• **Problem**: Search the records below for the word "الحمل". Pull out each line that has it.

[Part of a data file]
^^^^^^^^^^^^^^^^

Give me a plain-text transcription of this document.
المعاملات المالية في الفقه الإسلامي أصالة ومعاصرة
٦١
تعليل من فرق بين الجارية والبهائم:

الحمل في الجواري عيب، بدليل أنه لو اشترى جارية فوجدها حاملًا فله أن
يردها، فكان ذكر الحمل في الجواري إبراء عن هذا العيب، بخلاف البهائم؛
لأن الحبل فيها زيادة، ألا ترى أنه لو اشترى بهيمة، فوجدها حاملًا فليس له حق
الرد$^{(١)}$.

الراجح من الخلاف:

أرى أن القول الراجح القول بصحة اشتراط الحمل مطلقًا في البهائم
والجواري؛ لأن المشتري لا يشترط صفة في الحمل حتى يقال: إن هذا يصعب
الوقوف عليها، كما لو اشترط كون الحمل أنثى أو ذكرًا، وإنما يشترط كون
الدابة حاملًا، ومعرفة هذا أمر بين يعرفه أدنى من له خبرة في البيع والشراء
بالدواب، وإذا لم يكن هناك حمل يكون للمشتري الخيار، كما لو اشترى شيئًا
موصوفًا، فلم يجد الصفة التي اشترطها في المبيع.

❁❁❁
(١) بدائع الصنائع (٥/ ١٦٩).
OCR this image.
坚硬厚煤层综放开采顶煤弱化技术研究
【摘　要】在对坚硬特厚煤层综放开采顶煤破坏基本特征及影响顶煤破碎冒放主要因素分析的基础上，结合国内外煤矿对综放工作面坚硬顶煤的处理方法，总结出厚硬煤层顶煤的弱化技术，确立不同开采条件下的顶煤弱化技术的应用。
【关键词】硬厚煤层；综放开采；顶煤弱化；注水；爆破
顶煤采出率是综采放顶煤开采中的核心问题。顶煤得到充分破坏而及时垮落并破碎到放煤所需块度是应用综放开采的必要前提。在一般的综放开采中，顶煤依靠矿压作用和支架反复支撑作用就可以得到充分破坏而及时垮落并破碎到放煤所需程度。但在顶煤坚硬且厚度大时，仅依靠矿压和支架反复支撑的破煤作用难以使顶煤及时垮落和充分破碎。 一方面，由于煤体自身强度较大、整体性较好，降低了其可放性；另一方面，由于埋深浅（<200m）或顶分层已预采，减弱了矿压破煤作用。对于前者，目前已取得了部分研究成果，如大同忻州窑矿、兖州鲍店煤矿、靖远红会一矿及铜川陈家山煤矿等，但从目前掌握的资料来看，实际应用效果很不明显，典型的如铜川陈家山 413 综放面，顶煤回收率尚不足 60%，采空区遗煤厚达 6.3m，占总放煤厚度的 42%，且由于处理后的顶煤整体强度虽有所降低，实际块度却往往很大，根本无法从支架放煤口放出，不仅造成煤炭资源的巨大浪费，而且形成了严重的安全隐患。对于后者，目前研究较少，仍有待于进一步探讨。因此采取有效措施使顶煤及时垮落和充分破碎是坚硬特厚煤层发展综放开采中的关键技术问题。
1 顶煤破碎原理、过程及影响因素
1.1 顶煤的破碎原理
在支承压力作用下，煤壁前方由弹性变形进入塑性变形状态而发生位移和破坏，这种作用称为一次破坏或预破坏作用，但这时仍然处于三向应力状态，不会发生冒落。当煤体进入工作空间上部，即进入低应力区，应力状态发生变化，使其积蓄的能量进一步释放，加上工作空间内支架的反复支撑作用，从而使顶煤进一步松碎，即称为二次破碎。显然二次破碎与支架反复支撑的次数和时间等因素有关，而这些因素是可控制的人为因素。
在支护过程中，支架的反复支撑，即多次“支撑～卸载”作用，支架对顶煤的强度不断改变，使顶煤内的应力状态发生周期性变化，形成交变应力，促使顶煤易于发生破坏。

^^^^^^^^^^^^^^^^

• **Task answer**:
الحمل في الجواري عيب، بدليل أنه لو اشترى جارية فوجدها حاملًا فله أن
يردها، فكان ذكر الحمل في الجواري إبراء عن هذا العيب، بخلاف البهائم؛
أرى أن القول الراجح القول بصحة اشتراط الحمل مطلقًا في البهائم
والجواري؛ لأن المشتري لا يشترط صفة في الحمل حتى يقال: إن هذا يصعب
الوقوف عليها، كما لو اشترط كون الحمل أنثى أو ذكرًا، وإنما يشترط كون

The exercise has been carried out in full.